** start Input material **

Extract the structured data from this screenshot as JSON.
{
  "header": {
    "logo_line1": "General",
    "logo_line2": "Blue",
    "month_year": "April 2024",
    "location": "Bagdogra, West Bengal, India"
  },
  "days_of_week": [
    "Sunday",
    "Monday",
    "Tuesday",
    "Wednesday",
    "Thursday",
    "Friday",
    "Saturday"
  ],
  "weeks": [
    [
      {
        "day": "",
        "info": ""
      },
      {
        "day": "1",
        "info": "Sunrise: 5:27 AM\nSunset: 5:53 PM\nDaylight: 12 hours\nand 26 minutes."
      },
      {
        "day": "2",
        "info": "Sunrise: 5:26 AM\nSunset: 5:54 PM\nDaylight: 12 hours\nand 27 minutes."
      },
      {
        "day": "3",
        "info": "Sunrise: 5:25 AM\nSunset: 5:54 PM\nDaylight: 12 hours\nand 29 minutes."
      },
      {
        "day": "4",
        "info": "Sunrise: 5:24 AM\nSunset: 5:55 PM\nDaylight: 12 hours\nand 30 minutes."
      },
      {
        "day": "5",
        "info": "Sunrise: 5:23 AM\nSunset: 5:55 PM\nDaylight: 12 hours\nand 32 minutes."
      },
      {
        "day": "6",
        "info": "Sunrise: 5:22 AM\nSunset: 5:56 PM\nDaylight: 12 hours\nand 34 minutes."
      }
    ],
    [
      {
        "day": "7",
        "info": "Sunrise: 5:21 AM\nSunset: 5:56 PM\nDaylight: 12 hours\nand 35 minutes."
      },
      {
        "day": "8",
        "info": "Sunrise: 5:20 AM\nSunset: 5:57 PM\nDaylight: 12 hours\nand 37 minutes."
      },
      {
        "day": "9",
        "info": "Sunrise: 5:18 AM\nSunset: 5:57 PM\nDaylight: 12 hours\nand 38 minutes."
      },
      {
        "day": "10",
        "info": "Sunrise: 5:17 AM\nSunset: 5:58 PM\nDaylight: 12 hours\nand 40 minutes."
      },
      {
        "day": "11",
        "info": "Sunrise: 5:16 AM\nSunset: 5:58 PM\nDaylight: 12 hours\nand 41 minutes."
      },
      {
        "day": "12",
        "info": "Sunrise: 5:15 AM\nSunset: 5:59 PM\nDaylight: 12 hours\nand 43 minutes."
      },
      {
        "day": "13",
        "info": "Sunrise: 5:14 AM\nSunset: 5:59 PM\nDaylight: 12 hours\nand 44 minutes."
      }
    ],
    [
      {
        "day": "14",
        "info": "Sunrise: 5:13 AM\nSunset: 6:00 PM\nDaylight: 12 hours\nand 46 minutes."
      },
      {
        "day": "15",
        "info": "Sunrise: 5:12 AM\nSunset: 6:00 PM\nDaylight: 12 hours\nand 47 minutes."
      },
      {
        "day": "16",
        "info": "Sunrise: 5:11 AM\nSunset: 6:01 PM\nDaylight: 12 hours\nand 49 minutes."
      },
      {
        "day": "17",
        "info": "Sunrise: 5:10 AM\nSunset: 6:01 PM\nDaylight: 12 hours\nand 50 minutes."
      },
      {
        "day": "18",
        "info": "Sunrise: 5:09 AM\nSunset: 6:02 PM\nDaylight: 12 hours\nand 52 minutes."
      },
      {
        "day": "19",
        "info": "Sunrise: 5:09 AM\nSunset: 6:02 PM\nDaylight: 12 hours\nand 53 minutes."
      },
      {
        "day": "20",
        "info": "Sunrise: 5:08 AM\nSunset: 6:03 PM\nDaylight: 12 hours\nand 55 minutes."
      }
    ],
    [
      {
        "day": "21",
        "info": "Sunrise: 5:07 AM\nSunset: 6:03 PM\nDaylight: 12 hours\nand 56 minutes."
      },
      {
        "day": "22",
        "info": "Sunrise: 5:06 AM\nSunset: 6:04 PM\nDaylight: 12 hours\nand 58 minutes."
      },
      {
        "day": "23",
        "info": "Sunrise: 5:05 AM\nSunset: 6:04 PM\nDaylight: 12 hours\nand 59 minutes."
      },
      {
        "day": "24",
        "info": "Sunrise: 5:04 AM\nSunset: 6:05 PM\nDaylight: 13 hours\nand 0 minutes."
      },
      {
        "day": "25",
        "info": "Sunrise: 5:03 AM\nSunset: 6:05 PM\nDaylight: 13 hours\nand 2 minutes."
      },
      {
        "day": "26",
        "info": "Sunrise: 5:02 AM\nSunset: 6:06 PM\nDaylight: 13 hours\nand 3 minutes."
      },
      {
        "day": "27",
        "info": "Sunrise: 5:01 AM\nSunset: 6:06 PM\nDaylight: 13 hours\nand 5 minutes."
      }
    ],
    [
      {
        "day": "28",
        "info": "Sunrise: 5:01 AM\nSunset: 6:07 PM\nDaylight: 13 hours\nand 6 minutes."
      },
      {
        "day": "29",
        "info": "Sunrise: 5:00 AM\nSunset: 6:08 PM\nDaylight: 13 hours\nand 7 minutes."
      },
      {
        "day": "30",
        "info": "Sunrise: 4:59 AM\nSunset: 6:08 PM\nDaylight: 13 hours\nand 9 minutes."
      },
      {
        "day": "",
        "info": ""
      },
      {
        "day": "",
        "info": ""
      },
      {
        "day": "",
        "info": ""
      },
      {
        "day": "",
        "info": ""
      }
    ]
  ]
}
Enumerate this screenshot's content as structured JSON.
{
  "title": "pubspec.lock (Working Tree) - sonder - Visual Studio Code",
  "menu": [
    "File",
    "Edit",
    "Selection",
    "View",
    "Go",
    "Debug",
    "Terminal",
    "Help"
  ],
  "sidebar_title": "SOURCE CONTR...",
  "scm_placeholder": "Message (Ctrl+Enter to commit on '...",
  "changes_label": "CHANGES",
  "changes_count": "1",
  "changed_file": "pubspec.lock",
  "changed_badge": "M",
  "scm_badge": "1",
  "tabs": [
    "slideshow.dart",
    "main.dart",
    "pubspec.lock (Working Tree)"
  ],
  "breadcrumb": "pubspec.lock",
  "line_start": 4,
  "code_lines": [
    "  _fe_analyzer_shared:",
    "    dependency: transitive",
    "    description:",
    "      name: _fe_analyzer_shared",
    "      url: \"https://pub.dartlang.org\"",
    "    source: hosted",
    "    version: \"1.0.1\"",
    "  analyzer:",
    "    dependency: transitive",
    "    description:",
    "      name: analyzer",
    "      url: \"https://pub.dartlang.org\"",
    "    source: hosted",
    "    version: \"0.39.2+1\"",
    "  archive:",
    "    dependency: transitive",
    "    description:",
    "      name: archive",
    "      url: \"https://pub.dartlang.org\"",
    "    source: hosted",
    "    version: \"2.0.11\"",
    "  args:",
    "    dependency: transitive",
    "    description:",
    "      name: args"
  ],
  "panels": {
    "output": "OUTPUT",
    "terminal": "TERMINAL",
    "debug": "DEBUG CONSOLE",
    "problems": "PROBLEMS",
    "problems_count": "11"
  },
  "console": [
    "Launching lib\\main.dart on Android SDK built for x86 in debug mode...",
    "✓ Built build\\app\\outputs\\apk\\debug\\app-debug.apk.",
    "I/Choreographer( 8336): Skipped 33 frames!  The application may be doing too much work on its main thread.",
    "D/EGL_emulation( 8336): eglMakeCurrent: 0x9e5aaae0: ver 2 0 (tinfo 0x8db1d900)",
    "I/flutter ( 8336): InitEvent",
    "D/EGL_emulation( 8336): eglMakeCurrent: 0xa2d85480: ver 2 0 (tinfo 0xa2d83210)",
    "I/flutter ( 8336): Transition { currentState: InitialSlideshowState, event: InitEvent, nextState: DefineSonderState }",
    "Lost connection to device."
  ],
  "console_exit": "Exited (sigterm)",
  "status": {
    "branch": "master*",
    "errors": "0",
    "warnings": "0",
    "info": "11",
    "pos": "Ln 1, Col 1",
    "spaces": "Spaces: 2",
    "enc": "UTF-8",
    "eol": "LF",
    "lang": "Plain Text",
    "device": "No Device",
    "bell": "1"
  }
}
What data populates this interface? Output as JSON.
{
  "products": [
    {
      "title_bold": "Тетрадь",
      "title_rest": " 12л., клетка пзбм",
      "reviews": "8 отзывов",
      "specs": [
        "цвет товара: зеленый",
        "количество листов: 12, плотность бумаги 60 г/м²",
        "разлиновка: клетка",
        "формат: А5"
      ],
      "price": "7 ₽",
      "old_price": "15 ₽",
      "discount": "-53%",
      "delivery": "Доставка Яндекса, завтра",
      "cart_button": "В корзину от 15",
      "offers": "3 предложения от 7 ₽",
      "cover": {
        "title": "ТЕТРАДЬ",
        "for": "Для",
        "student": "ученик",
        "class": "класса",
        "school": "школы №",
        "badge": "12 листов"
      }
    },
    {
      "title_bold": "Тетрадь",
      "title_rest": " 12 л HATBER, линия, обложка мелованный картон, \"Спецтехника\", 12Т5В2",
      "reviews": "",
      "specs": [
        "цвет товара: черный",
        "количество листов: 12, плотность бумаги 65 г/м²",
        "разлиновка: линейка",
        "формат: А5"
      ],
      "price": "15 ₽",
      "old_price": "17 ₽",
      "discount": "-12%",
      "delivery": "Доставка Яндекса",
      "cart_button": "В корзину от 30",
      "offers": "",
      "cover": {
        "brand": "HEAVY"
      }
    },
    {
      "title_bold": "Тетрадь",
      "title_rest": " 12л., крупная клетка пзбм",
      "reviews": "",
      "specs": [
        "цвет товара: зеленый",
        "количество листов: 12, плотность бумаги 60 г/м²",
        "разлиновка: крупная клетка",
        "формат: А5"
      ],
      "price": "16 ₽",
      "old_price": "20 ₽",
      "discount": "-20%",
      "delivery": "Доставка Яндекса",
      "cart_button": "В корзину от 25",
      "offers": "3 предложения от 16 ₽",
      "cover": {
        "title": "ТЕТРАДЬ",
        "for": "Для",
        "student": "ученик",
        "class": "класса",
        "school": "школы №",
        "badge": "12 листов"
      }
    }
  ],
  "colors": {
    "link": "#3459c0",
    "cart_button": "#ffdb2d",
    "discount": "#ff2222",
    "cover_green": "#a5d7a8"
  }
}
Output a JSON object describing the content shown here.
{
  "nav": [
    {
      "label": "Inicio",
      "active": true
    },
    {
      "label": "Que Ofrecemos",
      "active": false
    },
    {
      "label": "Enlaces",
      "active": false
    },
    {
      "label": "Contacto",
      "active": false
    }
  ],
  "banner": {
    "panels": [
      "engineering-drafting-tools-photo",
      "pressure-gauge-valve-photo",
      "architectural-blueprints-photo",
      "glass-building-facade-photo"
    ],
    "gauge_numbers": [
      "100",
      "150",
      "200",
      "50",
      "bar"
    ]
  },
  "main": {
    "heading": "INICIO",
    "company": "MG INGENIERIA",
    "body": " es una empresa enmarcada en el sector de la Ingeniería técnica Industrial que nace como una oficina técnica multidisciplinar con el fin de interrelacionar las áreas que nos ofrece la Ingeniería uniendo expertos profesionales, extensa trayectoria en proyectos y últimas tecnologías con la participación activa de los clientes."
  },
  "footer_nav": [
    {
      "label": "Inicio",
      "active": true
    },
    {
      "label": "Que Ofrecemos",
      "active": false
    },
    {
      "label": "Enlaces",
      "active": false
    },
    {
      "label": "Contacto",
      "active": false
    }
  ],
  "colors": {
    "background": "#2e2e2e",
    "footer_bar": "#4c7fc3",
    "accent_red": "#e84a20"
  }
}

** end Input material **

_Instructions for the task:_
What are the lines from the one with "Output a JSON" through the last line of the records above? Quote them exactly and add nothing.

_Exercise answer:_
Output a JSON object describing the content shown here.
{
  "nav": [
    {
      "label": "Inicio",
      "active": true
    },
    {
      "label": "Que Ofrecemos",
      "active": false
    },
    {
      "label": "Enlaces",
      "active": false
    },
    {
      "label": "Contacto",
      "active": false
    }
  ],
  "banner": {
    "panels": [
      "engineering-drafting-tools-photo",
      "pressure-gauge-valve-photo",
      "architectural-blueprints-photo",
      "glass-building-facade-photo"
    ],
    "gauge_numbers": [
      "100",
      "150",
      "200",
      "50",
      "bar"
    ]
  },
  "main": {
    "heading": "INICIO",
    "company": "MG INGENIERIA",
    "body": " es una empresa enmarcada en el sector de la Ingeniería técnica Industrial que nace como una oficina técnica multidisciplinar con el fin de interrelacionar las áreas que nos ofrece la Ingeniería uniendo expertos profesionales, extensa trayectoria en proyectos y últimas tecnologías con la participación activa de los clientes."
  },
  "footer_nav": [
    {
      "label": "Inicio",
      "active": true
    },
    {
      "label": "Que Ofrecemos",
      "active": false
    },
    {
      "label": "Enlaces",
      "active": false
    },
    {
      "label": "Contacto",
      "active": false
    }
  ],
  "colors": {
    "background": "#2e2e2e",
    "footer_bar": "#4c7fc3",
    "accent_red": "#e84a20"
  }
}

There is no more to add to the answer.